#### TEXT SECTION
|---|

Monday, July 27, 2015

Timber Rattlesnake!

Rattlesnakes. For many Ohioans, those are something of the desert or the the deep South. Snakes of mythic-proportions that most know only from TV, a book, or tall tales from friends. Many Ohioans from the glaciated western portion of the state are surprised to learn that Ohio does indeed have rattlesnakes, and not just one species, but two. On the other hand, those from the unglaciated southern portions of the state have probably all heard of the Timber Rattlersnake, the species this post is about. Sadly, this species is highly-hated and often-victimized, although it has a mild disposition and poses no threat to the average person. The Timber Rattlesnake is a much-maligned snake, and thoughtless killings coupled with habitat destruction have decimated the population here in Ohio, making for a rocky future. With this post, I hope to educate people about the Timber Rattler, disprove some myths, and hopefully bring about more acceptance of this amazing reptile.

Timber Rattlesnake Road Cruising
The Timber Rattlesnake, Crotalus horridus, is one of Ohio's three venomous snake species. It is the second most common, with the Copperhead being the most common, and the Eastern Massasauga Rattlesnake being the rarest. Although many people think we also have Water Moccasins (also known as Cottonmouths) in Ohio, they are found nowhere in Ohio. 

The current range of the Timber Rattlesnake in Ohio. Map courtesy of the Ohio Division of Wildlife. 
The Timber Rattlesnake is listed as State-Endangered in Ohio and is incredibly rare across its entire range here in the state. Historically, they used to be found in at least 24 counties across southern Ohio and also on the Lake Erie Islands. They are currently only found in 8 counties in Ohio (Adams, Scioto, Pike, Jackson, Ross, Vinton, Hocking, Athens), although only 2 of the counties have populations large enough to be self-sustaining. If you visit one of these counties, your chances of seeing one are next to nonexistent. I was lucky enough to see not only one, but two in the past week. Both were at known locales, but due to the rarity of this species I cannot share where. One I found while hiking and wasn't able to get photos of, but I found another while road-cruising backcountry roads at night. That one allowed for photos!

Timber Rattlesnake Ohio
Nothing gets your blood pumping quite like driving down a lonely gravel road in the dark and seeing a big Timber Rattlesnake lying in the road. For many people, fear would be the primary emotion. For me, it was pure excitement. I had been on a quest to see a venomous snake in Ohio for the entire year, and the past week had been a whirlwind with my lifer Copperhead and 2 Timber Rattlesnakes. Many of the photos on this post are closeups, but rest assured, these photos were all taken from a safe distance with a telephoto lens.

|---|

Stored data entries:

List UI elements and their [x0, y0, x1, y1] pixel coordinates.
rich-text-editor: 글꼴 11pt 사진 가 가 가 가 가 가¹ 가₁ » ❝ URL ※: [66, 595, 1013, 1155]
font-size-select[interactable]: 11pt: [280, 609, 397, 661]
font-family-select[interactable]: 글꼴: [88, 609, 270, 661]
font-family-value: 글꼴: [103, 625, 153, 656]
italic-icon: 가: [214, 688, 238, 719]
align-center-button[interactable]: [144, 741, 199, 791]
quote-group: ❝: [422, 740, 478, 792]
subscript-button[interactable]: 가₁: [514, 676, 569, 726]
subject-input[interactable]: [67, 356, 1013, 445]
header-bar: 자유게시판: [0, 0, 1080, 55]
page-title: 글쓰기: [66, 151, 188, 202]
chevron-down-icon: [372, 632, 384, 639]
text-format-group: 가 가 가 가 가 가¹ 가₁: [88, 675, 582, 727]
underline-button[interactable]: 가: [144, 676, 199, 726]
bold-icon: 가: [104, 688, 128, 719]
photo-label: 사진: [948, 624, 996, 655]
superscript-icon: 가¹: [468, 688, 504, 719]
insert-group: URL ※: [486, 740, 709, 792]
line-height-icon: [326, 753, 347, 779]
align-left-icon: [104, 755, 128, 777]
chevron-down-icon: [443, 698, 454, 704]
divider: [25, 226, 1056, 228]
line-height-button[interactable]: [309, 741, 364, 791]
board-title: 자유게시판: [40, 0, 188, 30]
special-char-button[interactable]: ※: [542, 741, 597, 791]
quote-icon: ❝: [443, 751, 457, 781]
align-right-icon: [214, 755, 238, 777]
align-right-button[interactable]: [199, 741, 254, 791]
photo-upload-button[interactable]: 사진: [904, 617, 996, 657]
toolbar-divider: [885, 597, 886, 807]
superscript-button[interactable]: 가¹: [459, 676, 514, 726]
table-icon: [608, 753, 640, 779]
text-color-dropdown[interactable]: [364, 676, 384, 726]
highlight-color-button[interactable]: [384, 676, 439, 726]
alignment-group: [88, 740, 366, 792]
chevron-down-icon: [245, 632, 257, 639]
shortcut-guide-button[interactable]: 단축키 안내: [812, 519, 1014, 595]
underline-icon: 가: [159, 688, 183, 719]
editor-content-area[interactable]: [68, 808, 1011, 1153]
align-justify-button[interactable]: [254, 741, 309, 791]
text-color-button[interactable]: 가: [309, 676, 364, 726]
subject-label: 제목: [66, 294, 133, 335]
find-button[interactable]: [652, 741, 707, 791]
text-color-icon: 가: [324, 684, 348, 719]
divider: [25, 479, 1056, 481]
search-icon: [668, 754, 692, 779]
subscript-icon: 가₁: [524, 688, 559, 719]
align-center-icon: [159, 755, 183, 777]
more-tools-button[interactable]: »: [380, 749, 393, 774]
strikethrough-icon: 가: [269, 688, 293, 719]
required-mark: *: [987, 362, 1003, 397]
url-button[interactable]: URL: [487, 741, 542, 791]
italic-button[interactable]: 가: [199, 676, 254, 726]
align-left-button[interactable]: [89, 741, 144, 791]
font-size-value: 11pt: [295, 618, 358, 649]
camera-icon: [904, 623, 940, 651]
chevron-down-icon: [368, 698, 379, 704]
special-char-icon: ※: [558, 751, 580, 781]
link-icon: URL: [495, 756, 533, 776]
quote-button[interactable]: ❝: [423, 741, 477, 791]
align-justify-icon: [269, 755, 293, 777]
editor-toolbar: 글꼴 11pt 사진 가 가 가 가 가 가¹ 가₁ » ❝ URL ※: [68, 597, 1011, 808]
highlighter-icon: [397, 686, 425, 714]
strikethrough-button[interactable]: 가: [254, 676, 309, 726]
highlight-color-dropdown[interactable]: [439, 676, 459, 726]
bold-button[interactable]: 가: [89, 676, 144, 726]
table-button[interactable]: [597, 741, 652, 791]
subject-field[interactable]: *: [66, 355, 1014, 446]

|---|

#### LIST OF TASKS
(A) Quote the Timber Rattlesnake post between "Timber Rattlesnake Road" and "nowhere in Ohio.", inclusive.
(B) Continue the Timber Rattlesnake post from the point where it stops.
The records have no connection to the Timber Rattlesnake post.

#### RESULTS IN ORDER
(A)
Timber Rattlesnake Road Cruising
The Timber Rattlesnake, Crotalus horridus, is one of Ohio's three venomous snake species. It is the second most common, with the Copperhead being the most common, and the Eastern Massasauga Rattlesnake being the rarest. Although many people think we also have Water Moccasins (also known as Cottonmouths) in Ohio, they are found nowhere in Ohio.

(B)
The photo above shows the "business end" of a Timber Rattlesnake. All three venomous snakes in Ohio are pit vipers (subfamily Crotalinae). The main characteristic of the pit vipers are loreal pits, a deep depression with an infrared detecting organ. You can see this pit in the photo above; look for the light-colored circle to the lower right of the eye. This organ helps detect small animals much like heat-sensing goggles. And of course like all rattlesnakes, this is a venomous species. Timber Rattlesnake bites are a very serious event, and can be fatal. Luckily bites are rare. Timber Rattlesnakes have a very mild disposition; they will often only attempt to bite as a last resort. It takes serious provoking to get one of these to try and bite, and a person should never put themselves in a situation where they are provoking a rattlesnake. Animals in general do not like to bite or attack. Most will only do so as a last resort if they fear for their lives. Think about it: by attacking, they are exposing themselves to possible injury or death. It's much safer to simply run away. Unless you're stepping on one, poking, or something similar, a Timber Rattlesnake will often just slither away from you. Regardless, you should stay at least 5 feet away from one if you do stumble across one.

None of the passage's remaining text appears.